Lines that contain "value" are to be counted; give only their number.

>>>>

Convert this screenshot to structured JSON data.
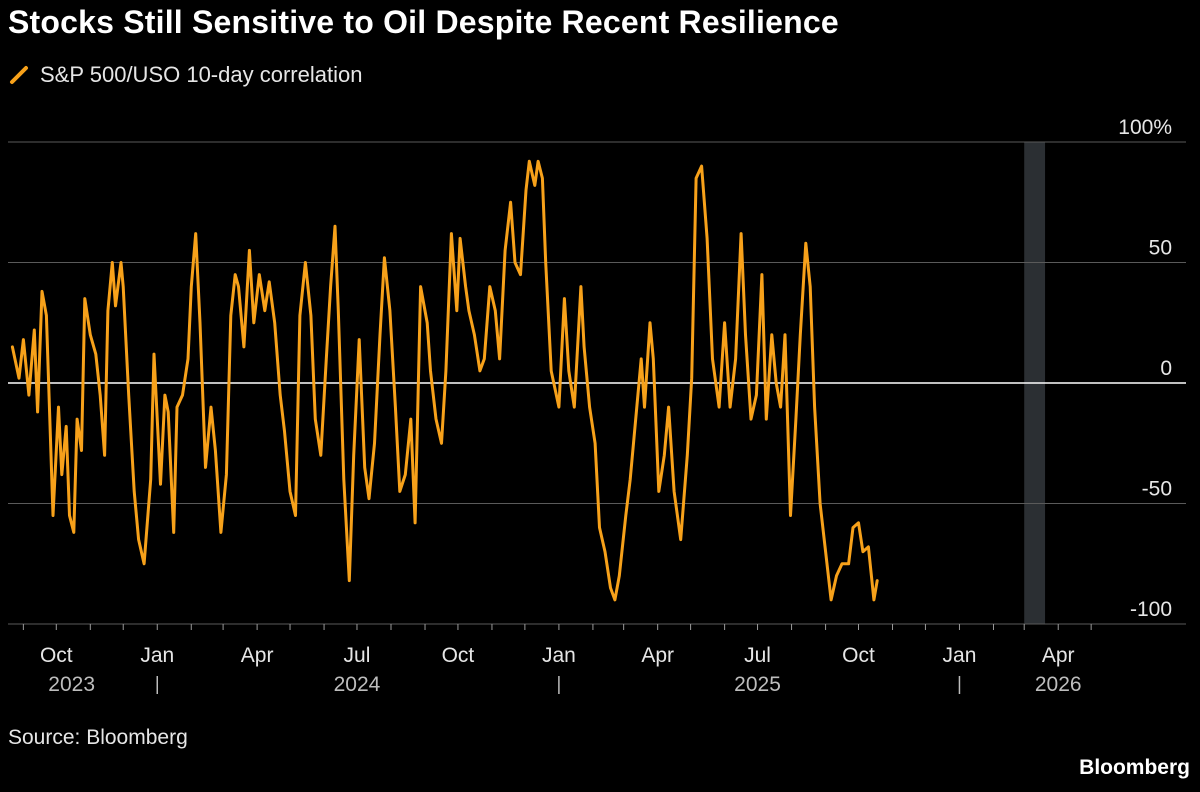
{
  "chart_data": {
    "type": "line",
    "title": "Stocks Still Sensitive to Oil Despite Recent Resilience",
    "series": [
      {
        "name": "S&P 500/USO 10-day correlation",
        "color": "#f7a11a",
        "points": [
          [
            "2023-08-22",
            15
          ],
          [
            "2023-08-28",
            2
          ],
          [
            "2023-09-01",
            18
          ],
          [
            "2023-09-06",
            -5
          ],
          [
            "2023-09-11",
            22
          ],
          [
            "2023-09-14",
            -12
          ],
          [
            "2023-09-18",
            38
          ],
          [
            "2023-09-22",
            28
          ],
          [
            "2023-09-28",
            -55
          ],
          [
            "2023-10-03",
            -10
          ],
          [
            "2023-10-06",
            -38
          ],
          [
            "2023-10-10",
            -18
          ],
          [
            "2023-10-13",
            -55
          ],
          [
            "2023-10-17",
            -62
          ],
          [
            "2023-10-20",
            -15
          ],
          [
            "2023-10-24",
            -28
          ],
          [
            "2023-10-27",
            35
          ],
          [
            "2023-11-01",
            20
          ],
          [
            "2023-11-06",
            12
          ],
          [
            "2023-11-10",
            -5
          ],
          [
            "2023-11-14",
            -30
          ],
          [
            "2023-11-17",
            30
          ],
          [
            "2023-11-21",
            50
          ],
          [
            "2023-11-24",
            32
          ],
          [
            "2023-11-29",
            50
          ],
          [
            "2023-12-01",
            40
          ],
          [
            "2023-12-06",
            -5
          ],
          [
            "2023-12-11",
            -45
          ],
          [
            "2023-12-15",
            -65
          ],
          [
            "2023-12-20",
            -75
          ],
          [
            "2023-12-26",
            -40
          ],
          [
            "2023-12-29",
            12
          ],
          [
            "2024-01-04",
            -42
          ],
          [
            "2024-01-08",
            -5
          ],
          [
            "2024-01-11",
            -12
          ],
          [
            "2024-01-16",
            -62
          ],
          [
            "2024-01-19",
            -10
          ],
          [
            "2024-01-24",
            -5
          ],
          [
            "2024-01-29",
            10
          ],
          [
            "2024-02-01",
            40
          ],
          [
            "2024-02-05",
            62
          ],
          [
            "2024-02-09",
            25
          ],
          [
            "2024-02-14",
            -35
          ],
          [
            "2024-02-19",
            -10
          ],
          [
            "2024-02-23",
            -28
          ],
          [
            "2024-02-28",
            -62
          ],
          [
            "2024-03-04",
            -38
          ],
          [
            "2024-03-08",
            28
          ],
          [
            "2024-03-12",
            45
          ],
          [
            "2024-03-15",
            40
          ],
          [
            "2024-03-20",
            15
          ],
          [
            "2024-03-25",
            55
          ],
          [
            "2024-03-29",
            25
          ],
          [
            "2024-04-03",
            45
          ],
          [
            "2024-04-08",
            30
          ],
          [
            "2024-04-12",
            42
          ],
          [
            "2024-04-17",
            25
          ],
          [
            "2024-04-22",
            -5
          ],
          [
            "2024-04-26",
            -20
          ],
          [
            "2024-05-01",
            -45
          ],
          [
            "2024-05-06",
            -55
          ],
          [
            "2024-05-10",
            28
          ],
          [
            "2024-05-15",
            50
          ],
          [
            "2024-05-20",
            28
          ],
          [
            "2024-05-24",
            -15
          ],
          [
            "2024-05-29",
            -30
          ],
          [
            "2024-06-03",
            10
          ],
          [
            "2024-06-07",
            40
          ],
          [
            "2024-06-11",
            65
          ],
          [
            "2024-06-14",
            30
          ],
          [
            "2024-06-19",
            -40
          ],
          [
            "2024-06-24",
            -82
          ],
          [
            "2024-06-28",
            -30
          ],
          [
            "2024-07-03",
            18
          ],
          [
            "2024-07-08",
            -35
          ],
          [
            "2024-07-12",
            -48
          ],
          [
            "2024-07-17",
            -25
          ],
          [
            "2024-07-22",
            20
          ],
          [
            "2024-07-26",
            52
          ],
          [
            "2024-07-31",
            30
          ],
          [
            "2024-08-05",
            -10
          ],
          [
            "2024-08-09",
            -45
          ],
          [
            "2024-08-14",
            -38
          ],
          [
            "2024-08-19",
            -15
          ],
          [
            "2024-08-23",
            -58
          ],
          [
            "2024-08-28",
            40
          ],
          [
            "2024-09-03",
            25
          ],
          [
            "2024-09-06",
            5
          ],
          [
            "2024-09-11",
            -15
          ],
          [
            "2024-09-16",
            -25
          ],
          [
            "2024-09-20",
            5
          ],
          [
            "2024-09-25",
            62
          ],
          [
            "2024-09-30",
            30
          ],
          [
            "2024-10-03",
            60
          ],
          [
            "2024-10-08",
            40
          ],
          [
            "2024-10-11",
            30
          ],
          [
            "2024-10-16",
            20
          ],
          [
            "2024-10-21",
            5
          ],
          [
            "2024-10-25",
            10
          ],
          [
            "2024-10-30",
            40
          ],
          [
            "2024-11-04",
            30
          ],
          [
            "2024-11-08",
            10
          ],
          [
            "2024-11-13",
            55
          ],
          [
            "2024-11-18",
            75
          ],
          [
            "2024-11-22",
            50
          ],
          [
            "2024-11-27",
            45
          ],
          [
            "2024-12-02",
            80
          ],
          [
            "2024-12-05",
            92
          ],
          [
            "2024-12-10",
            82
          ],
          [
            "2024-12-13",
            92
          ],
          [
            "2024-12-17",
            85
          ],
          [
            "2024-12-20",
            50
          ],
          [
            "2024-12-25",
            5
          ],
          [
            "2025-01-01",
            -10
          ],
          [
            "2025-01-06",
            35
          ],
          [
            "2025-01-10",
            5
          ],
          [
            "2025-01-15",
            -10
          ],
          [
            "2025-01-21",
            40
          ],
          [
            "2025-01-24",
            15
          ],
          [
            "2025-01-29",
            -10
          ],
          [
            "2025-02-03",
            -25
          ],
          [
            "2025-02-07",
            -60
          ],
          [
            "2025-02-12",
            -70
          ],
          [
            "2025-02-17",
            -85
          ],
          [
            "2025-02-21",
            -90
          ],
          [
            "2025-02-25",
            -80
          ],
          [
            "2025-03-03",
            -55
          ],
          [
            "2025-03-07",
            -40
          ],
          [
            "2025-03-12",
            -15
          ],
          [
            "2025-03-17",
            10
          ],
          [
            "2025-03-20",
            -10
          ],
          [
            "2025-03-25",
            25
          ],
          [
            "2025-03-28",
            10
          ],
          [
            "2025-04-02",
            -45
          ],
          [
            "2025-04-07",
            -30
          ],
          [
            "2025-04-11",
            -10
          ],
          [
            "2025-04-16",
            -45
          ],
          [
            "2025-04-22",
            -65
          ],
          [
            "2025-04-28",
            -30
          ],
          [
            "2025-05-02",
            2
          ],
          [
            "2025-05-06",
            85
          ],
          [
            "2025-05-11",
            90
          ],
          [
            "2025-05-16",
            60
          ],
          [
            "2025-05-21",
            10
          ],
          [
            "2025-05-27",
            -10
          ],
          [
            "2025-06-01",
            25
          ],
          [
            "2025-06-06",
            -10
          ],
          [
            "2025-06-11",
            10
          ],
          [
            "2025-06-16",
            62
          ],
          [
            "2025-06-20",
            20
          ],
          [
            "2025-06-25",
            -15
          ],
          [
            "2025-06-30",
            -5
          ],
          [
            "2025-07-05",
            45
          ],
          [
            "2025-07-09",
            -15
          ],
          [
            "2025-07-14",
            20
          ],
          [
            "2025-07-18",
            0
          ],
          [
            "2025-07-22",
            -10
          ],
          [
            "2025-07-26",
            20
          ],
          [
            "2025-07-31",
            -55
          ],
          [
            "2025-08-05",
            -15
          ],
          [
            "2025-08-09",
            20
          ],
          [
            "2025-08-14",
            58
          ],
          [
            "2025-08-18",
            40
          ],
          [
            "2025-08-22",
            -10
          ],
          [
            "2025-08-27",
            -50
          ],
          [
            "2025-09-01",
            -70
          ],
          [
            "2025-09-06",
            -90
          ],
          [
            "2025-09-11",
            -80
          ],
          [
            "2025-09-16",
            -75
          ],
          [
            "2025-09-22",
            -75
          ],
          [
            "2025-09-26",
            -60
          ],
          [
            "2025-10-01",
            -58
          ],
          [
            "2025-10-05",
            -70
          ],
          [
            "2025-10-10",
            -68
          ],
          [
            "2025-10-15",
            -90
          ],
          [
            "2025-10-18",
            -82
          ]
        ]
      }
    ],
    "y_ticks": [
      {
        "value": 100,
        "label": "100%"
      },
      {
        "value": 50,
        "label": "50"
      },
      {
        "value": 0,
        "label": "0"
      },
      {
        "value": -50,
        "label": "-50"
      },
      {
        "value": -100,
        "label": "-100"
      }
    ],
    "ylim": [
      -100,
      100
    ],
    "xlim": [
      "2023-08-18",
      "2026-05-20"
    ],
    "x_ticks": [
      {
        "date": "2023-10-01",
        "label": "Oct"
      },
      {
        "date": "2024-01-01",
        "label": "Jan"
      },
      {
        "date": "2024-04-01",
        "label": "Apr"
      },
      {
        "date": "2024-07-01",
        "label": "Jul"
      },
      {
        "date": "2024-10-01",
        "label": "Oct"
      },
      {
        "date": "2025-01-01",
        "label": "Jan"
      },
      {
        "date": "2025-04-01",
        "label": "Apr"
      },
      {
        "date": "2025-07-01",
        "label": "Jul"
      },
      {
        "date": "2025-10-01",
        "label": "Oct"
      },
      {
        "date": "2026-01-01",
        "label": "Jan"
      },
      {
        "date": "2026-04-01",
        "label": "Apr"
      }
    ],
    "year_labels": [
      {
        "date": "2023-10-15",
        "label": "2023"
      },
      {
        "date": "2024-07-01",
        "label": "2024"
      },
      {
        "date": "2025-07-01",
        "label": "2025"
      },
      {
        "date": "2026-04-01",
        "label": "2026"
      }
    ],
    "year_dividers": [
      "2024-01-01",
      "2025-01-01",
      "2026-01-01"
    ],
    "grid": true,
    "legend_position": "top-left",
    "shaded_region": {
      "from": "2026-03-01",
      "to": "2026-03-20"
    }
  },
  "legend": {
    "label": "S&P 500/USO 10-day correlation"
  },
  "footer": {
    "source": "Source: Bloomberg",
    "brand": "Bloomberg"
  },
  "colors": {
    "line": "#f7a11a",
    "grid": "#5a5a5a",
    "zero": "#ffffff",
    "shade": "#2b2f33",
    "background": "#000000"
  }
}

<<<<

▶ _Complete response_:
5